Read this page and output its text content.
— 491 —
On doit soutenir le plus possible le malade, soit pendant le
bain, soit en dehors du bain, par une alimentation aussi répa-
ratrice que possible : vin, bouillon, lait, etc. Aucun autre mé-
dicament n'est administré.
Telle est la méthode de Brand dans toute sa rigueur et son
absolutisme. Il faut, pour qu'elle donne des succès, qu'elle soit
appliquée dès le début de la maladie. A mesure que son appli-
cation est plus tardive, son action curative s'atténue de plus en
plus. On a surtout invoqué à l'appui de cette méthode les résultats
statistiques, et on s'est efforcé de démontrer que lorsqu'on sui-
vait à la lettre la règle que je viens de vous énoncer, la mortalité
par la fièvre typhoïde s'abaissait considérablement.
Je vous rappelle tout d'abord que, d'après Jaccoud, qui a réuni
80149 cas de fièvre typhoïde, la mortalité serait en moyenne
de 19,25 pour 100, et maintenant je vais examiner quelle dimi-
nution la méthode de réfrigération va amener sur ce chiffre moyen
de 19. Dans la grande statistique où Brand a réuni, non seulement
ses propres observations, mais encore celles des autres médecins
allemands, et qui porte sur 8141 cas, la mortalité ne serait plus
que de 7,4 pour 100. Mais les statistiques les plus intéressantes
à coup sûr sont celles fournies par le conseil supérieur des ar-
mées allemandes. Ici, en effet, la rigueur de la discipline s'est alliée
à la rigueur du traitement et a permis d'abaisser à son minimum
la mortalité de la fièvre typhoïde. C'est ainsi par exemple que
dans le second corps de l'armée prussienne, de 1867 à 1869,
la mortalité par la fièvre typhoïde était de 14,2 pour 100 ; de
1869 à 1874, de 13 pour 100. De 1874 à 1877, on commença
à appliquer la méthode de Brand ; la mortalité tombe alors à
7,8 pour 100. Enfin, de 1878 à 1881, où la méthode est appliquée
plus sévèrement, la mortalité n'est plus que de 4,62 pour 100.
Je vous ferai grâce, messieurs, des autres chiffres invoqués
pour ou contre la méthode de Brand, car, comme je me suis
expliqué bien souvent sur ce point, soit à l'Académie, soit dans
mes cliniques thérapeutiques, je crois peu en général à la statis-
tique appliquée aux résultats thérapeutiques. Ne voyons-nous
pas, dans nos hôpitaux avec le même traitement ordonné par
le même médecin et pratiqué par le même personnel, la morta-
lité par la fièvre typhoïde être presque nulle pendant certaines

_ _ _ _ _ _ _

Written request. Reproduce all the records precisely.

Result of this task.
Read this page and output its text content.
— 491 —
On doit soutenir le plus possible le malade, soit pendant le
bain, soit en dehors du bain, par une alimentation aussi répa-
ratrice que possible : vin, bouillon, lait, etc. Aucun autre mé-
dicament n'est administré.
Telle est la méthode de Brand dans toute sa rigueur et son
absolutisme. Il faut, pour qu'elle donne des succès, qu'elle soit
appliquée dès le début de la maladie. A mesure que son appli-
cation est plus tardive, son action curative s'atténue de plus en
plus. On a surtout invoqué à l'appui de cette méthode les résultats
statistiques, et on s'est efforcé de démontrer que lorsqu'on sui-
vait à la lettre la règle que je viens de vous énoncer, la mortalité
par la fièvre typhoïde s'abaissait considérablement.
Je vous rappelle tout d'abord que, d'après Jaccoud, qui a réuni
80149 cas de fièvre typhoïde, la mortalité serait en moyenne
de 19,25 pour 100, et maintenant je vais examiner quelle dimi-
nution la méthode de réfrigération va amener sur ce chiffre moyen
de 19. Dans la grande statistique où Brand a réuni, non seulement
ses propres observations, mais encore celles des autres médecins
allemands, et qui porte sur 8141 cas, la mortalité ne serait plus
que de 7,4 pour 100. Mais les statistiques les plus intéressantes
à coup sûr sont celles fournies par le conseil supérieur des ar-
mées allemandes. Ici, en effet, la rigueur de la discipline s'est alliée
à la rigueur du traitement et a permis d'abaisser à son minimum
la mortalité de la fièvre typhoïde. C'est ainsi par exemple que
dans le second corps de l'armée prussienne, de 1867 à 1869,
la mortalité par la fièvre typhoïde était de 14,2 pour 100 ; de
1869 à 1874, de 13 pour 100. De 1874 à 1877, on commença
à appliquer la méthode de Brand ; la mortalité tombe alors à
7,8 pour 100. Enfin, de 1878 à 1881, où la méthode est appliquée
plus sévèrement, la mortalité n'est plus que de 4,62 pour 100.
Je vous ferai grâce, messieurs, des autres chiffres invoqués
pour ou contre la méthode de Brand, car, comme je me suis
expliqué bien souvent sur ce point, soit à l'Académie, soit dans
mes cliniques thérapeutiques, je crois peu en général à la statis-
tique appliquée aux résultats thérapeutiques. Ne voyons-nous
pas, dans nos hôpitaux avec le même traitement ordonné par
le même médecin et pratiqué par le même personnel, la morta-
lité par la fièvre typhoïde être presque nulle pendant certaines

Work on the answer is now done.